═════ Extracted records ═════

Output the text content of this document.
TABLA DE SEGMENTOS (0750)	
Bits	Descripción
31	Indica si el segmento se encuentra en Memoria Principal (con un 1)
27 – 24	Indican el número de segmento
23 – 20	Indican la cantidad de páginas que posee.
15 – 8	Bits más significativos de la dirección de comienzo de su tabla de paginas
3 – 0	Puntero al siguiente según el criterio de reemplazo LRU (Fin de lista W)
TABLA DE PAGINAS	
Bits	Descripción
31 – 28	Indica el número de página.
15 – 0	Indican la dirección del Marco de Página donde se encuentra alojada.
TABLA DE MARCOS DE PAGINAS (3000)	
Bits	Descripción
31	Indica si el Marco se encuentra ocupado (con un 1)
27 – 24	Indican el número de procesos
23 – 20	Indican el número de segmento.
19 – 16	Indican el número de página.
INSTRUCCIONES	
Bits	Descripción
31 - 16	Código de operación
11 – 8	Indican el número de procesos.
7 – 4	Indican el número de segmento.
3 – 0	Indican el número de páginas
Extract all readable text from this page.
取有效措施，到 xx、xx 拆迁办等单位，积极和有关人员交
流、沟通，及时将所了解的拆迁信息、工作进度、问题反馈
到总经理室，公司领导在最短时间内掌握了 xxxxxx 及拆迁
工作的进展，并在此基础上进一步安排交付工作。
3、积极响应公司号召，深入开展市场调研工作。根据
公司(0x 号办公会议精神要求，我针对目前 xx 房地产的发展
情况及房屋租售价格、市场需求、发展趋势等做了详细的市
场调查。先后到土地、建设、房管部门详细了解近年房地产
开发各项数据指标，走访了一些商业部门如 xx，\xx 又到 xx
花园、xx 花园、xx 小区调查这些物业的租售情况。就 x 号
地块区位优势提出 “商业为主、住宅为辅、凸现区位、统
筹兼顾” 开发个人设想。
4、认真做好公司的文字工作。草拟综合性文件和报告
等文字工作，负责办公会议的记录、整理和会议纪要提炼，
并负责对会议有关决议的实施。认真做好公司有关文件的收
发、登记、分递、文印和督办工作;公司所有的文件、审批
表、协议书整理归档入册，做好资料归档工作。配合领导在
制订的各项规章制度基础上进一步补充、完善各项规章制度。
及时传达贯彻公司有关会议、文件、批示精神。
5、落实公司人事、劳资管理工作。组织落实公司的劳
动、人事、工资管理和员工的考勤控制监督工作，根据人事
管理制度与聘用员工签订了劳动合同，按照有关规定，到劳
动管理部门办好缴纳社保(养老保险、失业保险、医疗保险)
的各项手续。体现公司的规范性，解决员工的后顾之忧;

═════

All of the material above needs to be copied exactly.

Output the text content of this document.
TABLA DE SEGMENTOS (0750)	
Bits	Descripción
31	Indica si el segmento se encuentra en Memoria Principal (con un 1)
27 – 24	Indican el número de segmento
23 – 20	Indican la cantidad de páginas que posee.
15 – 8	Bits más significativos de la dirección de comienzo de su tabla de paginas
3 – 0	Puntero al siguiente según el criterio de reemplazo LRU (Fin de lista W)
TABLA DE PAGINAS	
Bits	Descripción
31 – 28	Indica el número de página.
15 – 0	Indican la dirección del Marco de Página donde se encuentra alojada.
TABLA DE MARCOS DE PAGINAS (3000)	
Bits	Descripción
31	Indica si el Marco se encuentra ocupado (con un 1)
27 – 24	Indican el número de procesos
23 – 20	Indican el número de segmento.
19 – 16	Indican el número de página.
INSTRUCCIONES	
Bits	Descripción
31 - 16	Código de operación
11 – 8	Indican el número de procesos.
7 – 4	Indican el número de segmento.
3 – 0	Indican el número de páginas
Extract all readable text from this page.
取有效措施，到 xx、xx 拆迁办等单位，积极和有关人员交
流、沟通，及时将所了解的拆迁信息、工作进度、问题反馈
到总经理室，公司领导在最短时间内掌握了 xxxxxx 及拆迁
工作的进展，并在此基础上进一步安排交付工作。
3、积极响应公司号召，深入开展市场调研工作。根据
公司(0x 号办公会议精神要求，我针对目前 xx 房地产的发展
情况及房屋租售价格、市场需求、发展趋势等做了详细的市
场调查。先后到土地、建设、房管部门详细了解近年房地产
开发各项数据指标，走访了一些商业部门如 xx，\xx 又到 xx
花园、xx 花园、xx 小区调查这些物业的租售情况。就 x 号
地块区位优势提出 “商业为主、住宅为辅、凸现区位、统
筹兼顾” 开发个人设想。
4、认真做好公司的文字工作。草拟综合性文件和报告
等文字工作，负责办公会议的记录、整理和会议纪要提炼，
并负责对会议有关决议的实施。认真做好公司有关文件的收
发、登记、分递、文印和督办工作;公司所有的文件、审批
表、协议书整理归档入册，做好资料归档工作。配合领导在
制订的各项规章制度基础上进一步补充、完善各项规章制度。
及时传达贯彻公司有关会议、文件、批示精神。
5、落实公司人事、劳资管理工作。组织落实公司的劳
动、人事、工资管理和员工的考勤控制监督工作，根据人事
管理制度与聘用员工签订了劳动合同，按照有关规定，到劳
动管理部门办好缴纳社保(养老保险、失业保险、医疗保险)
的各项手续。体现公司的规范性，解决员工的后顾之忧;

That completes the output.